* **Written problem**
Isolate every line in the records below with "JSON" in it.

┏━━

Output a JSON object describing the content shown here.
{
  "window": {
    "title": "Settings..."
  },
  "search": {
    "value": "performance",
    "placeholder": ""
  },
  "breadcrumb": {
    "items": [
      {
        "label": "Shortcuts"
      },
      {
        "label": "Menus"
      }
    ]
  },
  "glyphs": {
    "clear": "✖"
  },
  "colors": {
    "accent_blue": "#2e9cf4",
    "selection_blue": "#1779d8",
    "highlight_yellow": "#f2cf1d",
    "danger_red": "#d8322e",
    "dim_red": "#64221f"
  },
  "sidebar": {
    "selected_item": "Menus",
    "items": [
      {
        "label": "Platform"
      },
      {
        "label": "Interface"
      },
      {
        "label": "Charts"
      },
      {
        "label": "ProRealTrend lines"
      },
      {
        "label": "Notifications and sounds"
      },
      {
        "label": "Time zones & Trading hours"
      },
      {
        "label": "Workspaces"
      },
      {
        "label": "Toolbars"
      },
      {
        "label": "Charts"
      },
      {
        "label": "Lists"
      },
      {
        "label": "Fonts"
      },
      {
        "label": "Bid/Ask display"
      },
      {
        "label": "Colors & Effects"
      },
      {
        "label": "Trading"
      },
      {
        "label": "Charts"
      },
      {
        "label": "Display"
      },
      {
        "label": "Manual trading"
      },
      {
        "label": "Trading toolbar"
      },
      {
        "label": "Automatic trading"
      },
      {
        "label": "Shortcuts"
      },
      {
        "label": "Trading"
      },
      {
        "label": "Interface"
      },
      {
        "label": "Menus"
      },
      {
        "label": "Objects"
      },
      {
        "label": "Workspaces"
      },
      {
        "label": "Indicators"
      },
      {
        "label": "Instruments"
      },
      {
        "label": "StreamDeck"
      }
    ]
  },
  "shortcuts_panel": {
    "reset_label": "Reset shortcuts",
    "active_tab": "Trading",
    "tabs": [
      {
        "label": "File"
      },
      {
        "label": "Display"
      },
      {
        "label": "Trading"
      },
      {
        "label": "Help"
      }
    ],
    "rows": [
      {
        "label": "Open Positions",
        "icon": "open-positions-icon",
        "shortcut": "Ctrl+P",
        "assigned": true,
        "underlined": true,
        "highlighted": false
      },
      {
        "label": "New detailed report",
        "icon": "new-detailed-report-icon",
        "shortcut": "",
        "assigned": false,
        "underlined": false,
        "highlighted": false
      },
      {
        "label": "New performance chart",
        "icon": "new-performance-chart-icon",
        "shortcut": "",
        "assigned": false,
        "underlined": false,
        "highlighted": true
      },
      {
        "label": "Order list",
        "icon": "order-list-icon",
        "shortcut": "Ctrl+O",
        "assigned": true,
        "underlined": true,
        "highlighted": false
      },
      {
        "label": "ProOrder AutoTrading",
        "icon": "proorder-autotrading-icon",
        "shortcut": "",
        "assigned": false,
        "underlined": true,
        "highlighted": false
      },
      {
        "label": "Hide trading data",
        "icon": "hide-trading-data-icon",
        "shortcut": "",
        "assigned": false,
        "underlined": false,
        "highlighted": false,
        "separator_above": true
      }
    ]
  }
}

┗━━
┏━━

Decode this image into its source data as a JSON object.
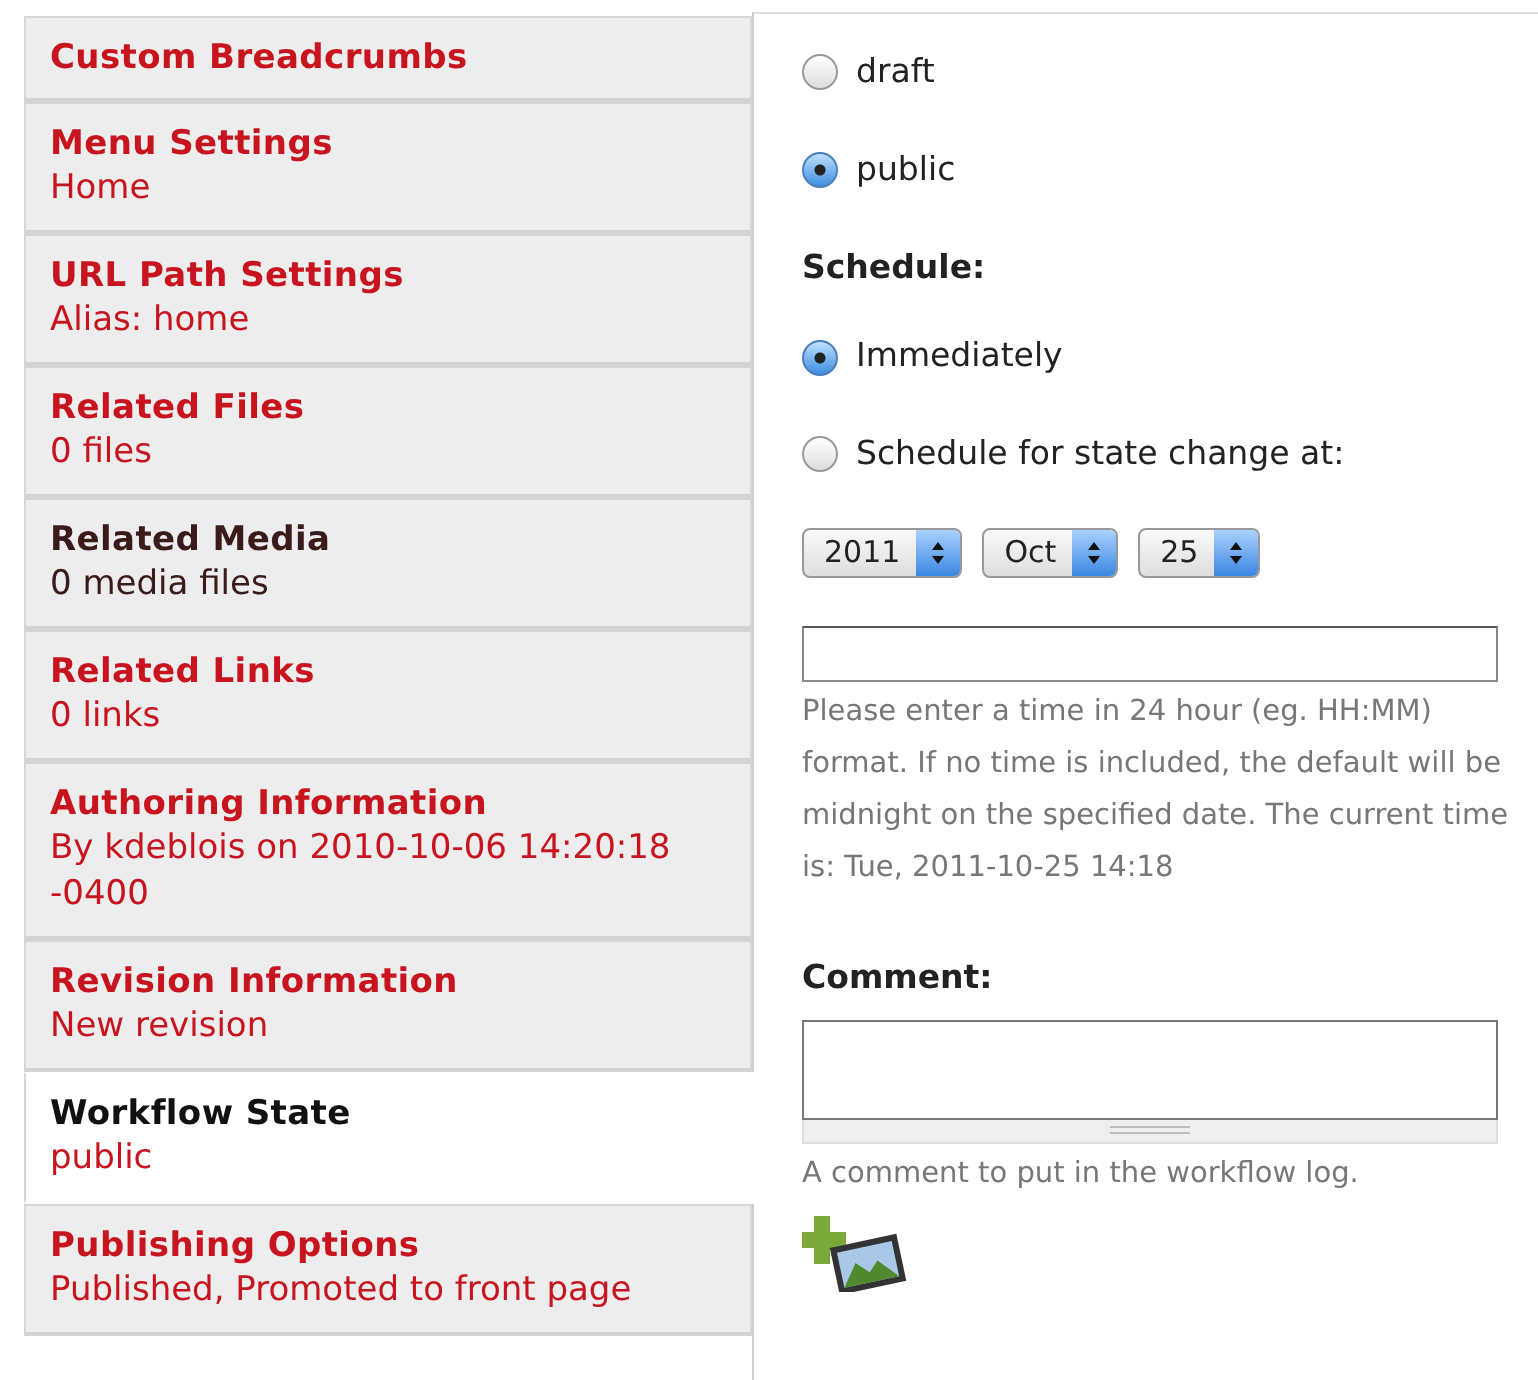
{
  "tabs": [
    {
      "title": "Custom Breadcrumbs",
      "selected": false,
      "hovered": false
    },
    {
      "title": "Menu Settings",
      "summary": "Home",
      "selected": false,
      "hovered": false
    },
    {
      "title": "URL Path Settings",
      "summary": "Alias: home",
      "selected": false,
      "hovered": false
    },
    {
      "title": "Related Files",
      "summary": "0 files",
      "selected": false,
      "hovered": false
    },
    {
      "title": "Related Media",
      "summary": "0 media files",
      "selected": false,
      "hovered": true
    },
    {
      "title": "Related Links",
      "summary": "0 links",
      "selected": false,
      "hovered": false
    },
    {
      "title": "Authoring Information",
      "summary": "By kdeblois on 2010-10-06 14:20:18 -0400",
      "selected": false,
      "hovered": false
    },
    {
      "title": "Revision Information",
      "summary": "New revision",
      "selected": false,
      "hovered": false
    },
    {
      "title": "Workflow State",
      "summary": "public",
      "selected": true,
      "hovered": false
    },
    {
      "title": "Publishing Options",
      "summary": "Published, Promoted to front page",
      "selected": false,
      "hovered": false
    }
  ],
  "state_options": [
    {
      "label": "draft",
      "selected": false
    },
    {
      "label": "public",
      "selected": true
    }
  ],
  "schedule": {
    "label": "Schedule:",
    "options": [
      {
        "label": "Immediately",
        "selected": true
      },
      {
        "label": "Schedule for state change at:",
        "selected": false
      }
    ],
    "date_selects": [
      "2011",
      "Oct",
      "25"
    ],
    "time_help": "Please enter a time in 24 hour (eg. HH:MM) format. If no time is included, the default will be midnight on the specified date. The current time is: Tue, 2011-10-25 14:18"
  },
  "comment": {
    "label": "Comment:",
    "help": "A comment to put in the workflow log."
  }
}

┗━━

* **Full response**
Output a JSON object describing the content shown here.
Decode this image into its source data as a JSON object.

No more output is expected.